→ Task details:
Go through the records and show each line where the word "name" occurs.

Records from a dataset

****************************************

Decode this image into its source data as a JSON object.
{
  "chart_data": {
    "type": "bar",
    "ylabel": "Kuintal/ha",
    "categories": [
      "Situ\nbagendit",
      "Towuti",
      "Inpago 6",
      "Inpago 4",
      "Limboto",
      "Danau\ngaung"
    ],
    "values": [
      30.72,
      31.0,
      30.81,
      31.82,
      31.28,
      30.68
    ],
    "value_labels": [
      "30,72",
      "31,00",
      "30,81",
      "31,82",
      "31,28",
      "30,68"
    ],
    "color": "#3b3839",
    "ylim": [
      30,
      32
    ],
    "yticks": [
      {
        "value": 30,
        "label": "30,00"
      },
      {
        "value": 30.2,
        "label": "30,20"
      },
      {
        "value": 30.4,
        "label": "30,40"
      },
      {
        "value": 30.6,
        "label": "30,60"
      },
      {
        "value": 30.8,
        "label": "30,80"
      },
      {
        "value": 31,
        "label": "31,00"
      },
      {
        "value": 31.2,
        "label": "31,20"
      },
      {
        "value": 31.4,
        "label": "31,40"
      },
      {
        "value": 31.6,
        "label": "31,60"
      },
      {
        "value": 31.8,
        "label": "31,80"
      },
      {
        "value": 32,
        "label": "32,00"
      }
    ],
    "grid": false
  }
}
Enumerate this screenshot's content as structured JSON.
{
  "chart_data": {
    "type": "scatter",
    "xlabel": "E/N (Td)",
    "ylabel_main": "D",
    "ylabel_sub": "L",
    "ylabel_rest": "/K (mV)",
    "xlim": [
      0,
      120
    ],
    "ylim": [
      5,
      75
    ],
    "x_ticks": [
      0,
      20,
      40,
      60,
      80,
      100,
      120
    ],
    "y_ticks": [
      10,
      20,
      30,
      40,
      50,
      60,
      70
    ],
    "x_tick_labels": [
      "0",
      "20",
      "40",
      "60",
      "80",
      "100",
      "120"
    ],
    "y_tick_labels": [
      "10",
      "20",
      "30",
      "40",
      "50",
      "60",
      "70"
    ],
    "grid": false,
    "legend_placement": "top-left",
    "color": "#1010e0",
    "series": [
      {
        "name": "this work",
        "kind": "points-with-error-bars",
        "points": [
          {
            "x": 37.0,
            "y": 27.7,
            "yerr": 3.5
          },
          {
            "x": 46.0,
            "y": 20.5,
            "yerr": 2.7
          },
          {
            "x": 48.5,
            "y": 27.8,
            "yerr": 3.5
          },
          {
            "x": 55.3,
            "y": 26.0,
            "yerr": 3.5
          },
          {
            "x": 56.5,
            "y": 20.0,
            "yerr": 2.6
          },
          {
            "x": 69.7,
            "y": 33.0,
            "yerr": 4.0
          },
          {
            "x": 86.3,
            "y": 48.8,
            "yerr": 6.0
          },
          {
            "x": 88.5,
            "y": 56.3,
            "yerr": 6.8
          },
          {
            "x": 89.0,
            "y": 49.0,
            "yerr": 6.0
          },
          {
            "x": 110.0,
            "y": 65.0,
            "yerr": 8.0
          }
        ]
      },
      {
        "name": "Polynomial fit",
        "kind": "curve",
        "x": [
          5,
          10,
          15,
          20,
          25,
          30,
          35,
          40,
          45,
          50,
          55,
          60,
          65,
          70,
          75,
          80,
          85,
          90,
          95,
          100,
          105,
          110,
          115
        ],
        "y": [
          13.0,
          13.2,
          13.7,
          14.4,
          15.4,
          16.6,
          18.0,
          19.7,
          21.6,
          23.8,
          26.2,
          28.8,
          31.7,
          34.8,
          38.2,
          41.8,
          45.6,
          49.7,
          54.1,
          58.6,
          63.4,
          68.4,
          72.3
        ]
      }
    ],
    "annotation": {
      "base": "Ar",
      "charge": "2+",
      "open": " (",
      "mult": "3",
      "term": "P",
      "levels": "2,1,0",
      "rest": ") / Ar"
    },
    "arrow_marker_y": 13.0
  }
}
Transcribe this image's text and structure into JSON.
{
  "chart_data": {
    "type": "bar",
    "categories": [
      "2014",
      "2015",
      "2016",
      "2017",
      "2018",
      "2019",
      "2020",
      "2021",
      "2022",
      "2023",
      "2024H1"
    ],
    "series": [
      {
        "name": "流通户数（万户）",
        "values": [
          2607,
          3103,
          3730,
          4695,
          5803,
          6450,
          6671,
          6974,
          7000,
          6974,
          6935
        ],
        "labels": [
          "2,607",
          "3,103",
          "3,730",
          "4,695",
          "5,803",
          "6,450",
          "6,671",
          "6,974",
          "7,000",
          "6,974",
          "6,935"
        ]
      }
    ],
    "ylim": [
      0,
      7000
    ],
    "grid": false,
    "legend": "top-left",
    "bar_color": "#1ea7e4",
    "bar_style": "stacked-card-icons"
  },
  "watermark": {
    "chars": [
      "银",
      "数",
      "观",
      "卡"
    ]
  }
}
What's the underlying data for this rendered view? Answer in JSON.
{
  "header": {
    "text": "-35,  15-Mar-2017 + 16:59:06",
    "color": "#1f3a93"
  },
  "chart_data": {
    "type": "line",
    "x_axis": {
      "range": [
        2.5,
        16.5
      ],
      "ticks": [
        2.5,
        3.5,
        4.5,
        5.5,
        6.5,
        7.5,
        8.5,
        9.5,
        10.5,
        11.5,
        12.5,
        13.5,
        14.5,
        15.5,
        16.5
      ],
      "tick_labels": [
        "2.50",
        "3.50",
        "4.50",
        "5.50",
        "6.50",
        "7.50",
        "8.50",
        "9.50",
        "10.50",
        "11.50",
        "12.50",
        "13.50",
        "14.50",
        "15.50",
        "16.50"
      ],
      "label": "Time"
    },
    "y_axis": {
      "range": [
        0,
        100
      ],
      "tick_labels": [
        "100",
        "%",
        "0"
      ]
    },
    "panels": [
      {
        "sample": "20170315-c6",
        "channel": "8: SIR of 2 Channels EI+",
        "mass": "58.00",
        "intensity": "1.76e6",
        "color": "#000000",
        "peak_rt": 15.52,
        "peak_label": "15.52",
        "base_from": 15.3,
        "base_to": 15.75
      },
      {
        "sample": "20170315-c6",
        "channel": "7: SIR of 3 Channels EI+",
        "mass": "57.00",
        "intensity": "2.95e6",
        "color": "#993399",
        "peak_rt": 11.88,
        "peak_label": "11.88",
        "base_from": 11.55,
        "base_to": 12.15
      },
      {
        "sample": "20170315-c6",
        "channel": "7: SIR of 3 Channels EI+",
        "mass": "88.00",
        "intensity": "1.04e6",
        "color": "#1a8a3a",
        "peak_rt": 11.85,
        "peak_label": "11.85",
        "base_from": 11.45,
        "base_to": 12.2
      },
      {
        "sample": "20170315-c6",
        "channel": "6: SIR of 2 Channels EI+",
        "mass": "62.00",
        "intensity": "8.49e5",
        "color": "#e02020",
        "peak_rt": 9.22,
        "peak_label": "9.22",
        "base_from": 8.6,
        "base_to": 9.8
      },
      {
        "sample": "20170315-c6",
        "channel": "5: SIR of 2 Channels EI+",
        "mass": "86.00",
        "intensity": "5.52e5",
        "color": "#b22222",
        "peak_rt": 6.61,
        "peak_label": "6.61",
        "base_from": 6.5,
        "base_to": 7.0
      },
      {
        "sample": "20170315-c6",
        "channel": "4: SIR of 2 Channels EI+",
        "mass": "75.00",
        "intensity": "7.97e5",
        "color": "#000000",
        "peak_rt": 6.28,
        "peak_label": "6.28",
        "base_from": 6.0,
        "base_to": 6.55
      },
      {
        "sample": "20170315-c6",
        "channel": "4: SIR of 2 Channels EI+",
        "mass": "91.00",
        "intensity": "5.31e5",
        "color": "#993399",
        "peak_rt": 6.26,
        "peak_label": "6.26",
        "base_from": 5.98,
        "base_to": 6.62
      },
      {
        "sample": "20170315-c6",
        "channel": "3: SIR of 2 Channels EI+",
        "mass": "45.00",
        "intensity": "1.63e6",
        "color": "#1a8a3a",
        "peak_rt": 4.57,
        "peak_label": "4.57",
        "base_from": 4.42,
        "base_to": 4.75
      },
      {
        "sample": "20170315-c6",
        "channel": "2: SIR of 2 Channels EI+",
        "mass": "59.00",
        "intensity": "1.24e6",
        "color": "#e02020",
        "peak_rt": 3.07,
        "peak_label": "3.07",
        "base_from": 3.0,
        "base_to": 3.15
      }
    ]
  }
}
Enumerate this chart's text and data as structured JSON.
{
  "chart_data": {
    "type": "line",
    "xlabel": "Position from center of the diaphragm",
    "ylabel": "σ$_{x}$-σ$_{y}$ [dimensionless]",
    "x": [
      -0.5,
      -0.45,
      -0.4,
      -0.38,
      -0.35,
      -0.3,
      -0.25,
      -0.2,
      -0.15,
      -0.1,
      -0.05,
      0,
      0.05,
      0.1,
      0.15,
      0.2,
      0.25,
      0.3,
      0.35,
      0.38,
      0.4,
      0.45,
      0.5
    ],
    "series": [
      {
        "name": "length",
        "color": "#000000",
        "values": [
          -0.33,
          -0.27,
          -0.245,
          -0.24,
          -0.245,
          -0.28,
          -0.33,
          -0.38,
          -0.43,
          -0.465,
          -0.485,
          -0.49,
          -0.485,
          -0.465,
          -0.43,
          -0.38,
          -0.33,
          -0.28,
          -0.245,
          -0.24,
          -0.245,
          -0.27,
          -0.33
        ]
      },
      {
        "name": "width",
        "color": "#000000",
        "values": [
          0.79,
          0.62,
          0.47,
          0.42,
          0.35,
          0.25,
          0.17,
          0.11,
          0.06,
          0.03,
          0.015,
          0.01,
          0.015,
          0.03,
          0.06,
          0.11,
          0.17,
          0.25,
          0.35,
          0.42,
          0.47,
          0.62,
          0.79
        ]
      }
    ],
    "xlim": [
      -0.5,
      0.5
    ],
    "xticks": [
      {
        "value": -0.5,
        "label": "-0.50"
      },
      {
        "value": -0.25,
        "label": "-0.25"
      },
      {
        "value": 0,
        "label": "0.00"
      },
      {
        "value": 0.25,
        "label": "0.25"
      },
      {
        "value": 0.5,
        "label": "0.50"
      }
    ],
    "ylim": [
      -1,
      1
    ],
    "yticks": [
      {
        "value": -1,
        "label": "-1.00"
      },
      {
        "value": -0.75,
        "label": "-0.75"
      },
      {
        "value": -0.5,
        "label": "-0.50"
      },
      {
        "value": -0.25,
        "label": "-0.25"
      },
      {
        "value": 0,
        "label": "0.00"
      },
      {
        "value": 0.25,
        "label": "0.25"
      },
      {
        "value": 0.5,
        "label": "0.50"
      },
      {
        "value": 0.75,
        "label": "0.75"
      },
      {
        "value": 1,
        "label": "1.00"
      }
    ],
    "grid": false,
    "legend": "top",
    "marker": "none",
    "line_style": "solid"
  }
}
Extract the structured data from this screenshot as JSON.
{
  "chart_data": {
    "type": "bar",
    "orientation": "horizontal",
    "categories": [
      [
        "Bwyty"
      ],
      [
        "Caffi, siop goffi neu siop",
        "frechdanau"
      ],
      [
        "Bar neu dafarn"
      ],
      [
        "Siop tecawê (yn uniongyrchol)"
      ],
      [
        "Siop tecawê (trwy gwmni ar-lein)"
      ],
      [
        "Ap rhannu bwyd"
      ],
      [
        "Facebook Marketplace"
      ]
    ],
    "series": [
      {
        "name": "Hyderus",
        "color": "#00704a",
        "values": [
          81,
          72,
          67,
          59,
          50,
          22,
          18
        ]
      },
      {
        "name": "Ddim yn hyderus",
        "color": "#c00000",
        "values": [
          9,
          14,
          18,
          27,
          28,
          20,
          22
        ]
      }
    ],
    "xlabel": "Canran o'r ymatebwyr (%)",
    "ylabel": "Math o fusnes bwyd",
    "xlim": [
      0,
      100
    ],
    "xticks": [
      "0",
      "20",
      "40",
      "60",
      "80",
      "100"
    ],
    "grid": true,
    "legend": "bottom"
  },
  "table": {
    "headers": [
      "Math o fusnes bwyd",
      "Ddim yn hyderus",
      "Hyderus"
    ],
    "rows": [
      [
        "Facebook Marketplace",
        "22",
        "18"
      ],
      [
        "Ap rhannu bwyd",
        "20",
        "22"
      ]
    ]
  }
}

****************************************

→ Written answer:
        "name": "this work",
        "name": "Polynomial fit",
        "name": "流通户数（万户）",
        "name": "length",
        "name": "width",
        "name": "Hyderus",
        "name": "Ddim yn hyderus",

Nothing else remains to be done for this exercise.